> [Task statement] Could you extract every entry below and reproduce it exactly?

-- Start of Data lines --

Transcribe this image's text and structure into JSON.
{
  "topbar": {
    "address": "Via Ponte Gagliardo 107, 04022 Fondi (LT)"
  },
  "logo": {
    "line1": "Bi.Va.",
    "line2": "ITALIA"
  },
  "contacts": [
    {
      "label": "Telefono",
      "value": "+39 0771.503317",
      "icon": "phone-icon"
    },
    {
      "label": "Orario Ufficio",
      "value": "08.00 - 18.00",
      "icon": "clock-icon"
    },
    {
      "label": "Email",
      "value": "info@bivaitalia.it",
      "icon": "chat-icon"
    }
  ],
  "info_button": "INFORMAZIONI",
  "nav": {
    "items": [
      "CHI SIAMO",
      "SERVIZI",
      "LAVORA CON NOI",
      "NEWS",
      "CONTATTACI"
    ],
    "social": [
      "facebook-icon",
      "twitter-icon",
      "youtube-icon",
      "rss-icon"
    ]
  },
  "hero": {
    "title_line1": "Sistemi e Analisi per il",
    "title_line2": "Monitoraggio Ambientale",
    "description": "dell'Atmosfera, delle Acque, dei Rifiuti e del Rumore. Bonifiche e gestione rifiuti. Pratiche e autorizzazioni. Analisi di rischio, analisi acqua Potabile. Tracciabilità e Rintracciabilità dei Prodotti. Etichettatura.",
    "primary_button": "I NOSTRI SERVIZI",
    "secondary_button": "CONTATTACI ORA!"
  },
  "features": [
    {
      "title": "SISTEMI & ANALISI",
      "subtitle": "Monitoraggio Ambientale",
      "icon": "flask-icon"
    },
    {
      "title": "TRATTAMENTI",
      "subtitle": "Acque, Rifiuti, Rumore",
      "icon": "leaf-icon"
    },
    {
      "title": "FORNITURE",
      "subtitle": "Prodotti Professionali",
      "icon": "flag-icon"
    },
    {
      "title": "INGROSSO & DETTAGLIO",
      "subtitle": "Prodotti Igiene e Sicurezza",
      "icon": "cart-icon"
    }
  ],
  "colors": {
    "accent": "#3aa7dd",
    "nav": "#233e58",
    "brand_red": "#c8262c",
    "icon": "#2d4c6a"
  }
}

-- End of Data lines --

> [Output]
Transcribe this image's text and structure into JSON.
{
  "topbar": {
    "address": "Via Ponte Gagliardo 107, 04022 Fondi (LT)"
  },
  "logo": {
    "line1": "Bi.Va.",
    "line2": "ITALIA"
  },
  "contacts": [
    {
      "label": "Telefono",
      "value": "+39 0771.503317",
      "icon": "phone-icon"
    },
    {
      "label": "Orario Ufficio",
      "value": "08.00 - 18.00",
      "icon": "clock-icon"
    },
    {
      "label": "Email",
      "value": "info@bivaitalia.it",
      "icon": "chat-icon"
    }
  ],
  "info_button": "INFORMAZIONI",
  "nav": {
    "items": [
      "CHI SIAMO",
      "SERVIZI",
      "LAVORA CON NOI",
      "NEWS",
      "CONTATTACI"
    ],
    "social": [
      "facebook-icon",
      "twitter-icon",
      "youtube-icon",
      "rss-icon"
    ]
  },
  "hero": {
    "title_line1": "Sistemi e Analisi per il",
    "title_line2": "Monitoraggio Ambientale",
    "description": "dell'Atmosfera, delle Acque, dei Rifiuti e del Rumore. Bonifiche e gestione rifiuti. Pratiche e autorizzazioni. Analisi di rischio, analisi acqua Potabile. Tracciabilità e Rintracciabilità dei Prodotti. Etichettatura.",
    "primary_button": "I NOSTRI SERVIZI",
    "secondary_button": "CONTATTACI ORA!"
  },
  "features": [
    {
      "title": "SISTEMI & ANALISI",
      "subtitle": "Monitoraggio Ambientale",
      "icon": "flask-icon"
    },
    {
      "title": "TRATTAMENTI",
      "subtitle": "Acque, Rifiuti, Rumore",
      "icon": "leaf-icon"
    },
    {
      "title": "FORNITURE",
      "subtitle": "Prodotti Professionali",
      "icon": "flag-icon"
    },
    {
      "title": "INGROSSO & DETTAGLIO",
      "subtitle": "Prodotti Igiene e Sicurezza",
      "icon": "cart-icon"
    }
  ],
  "colors": {
    "accent": "#3aa7dd",
    "nav": "#233e58",
    "brand_red": "#c8262c",
    "icon": "#2d4c6a"
  }
}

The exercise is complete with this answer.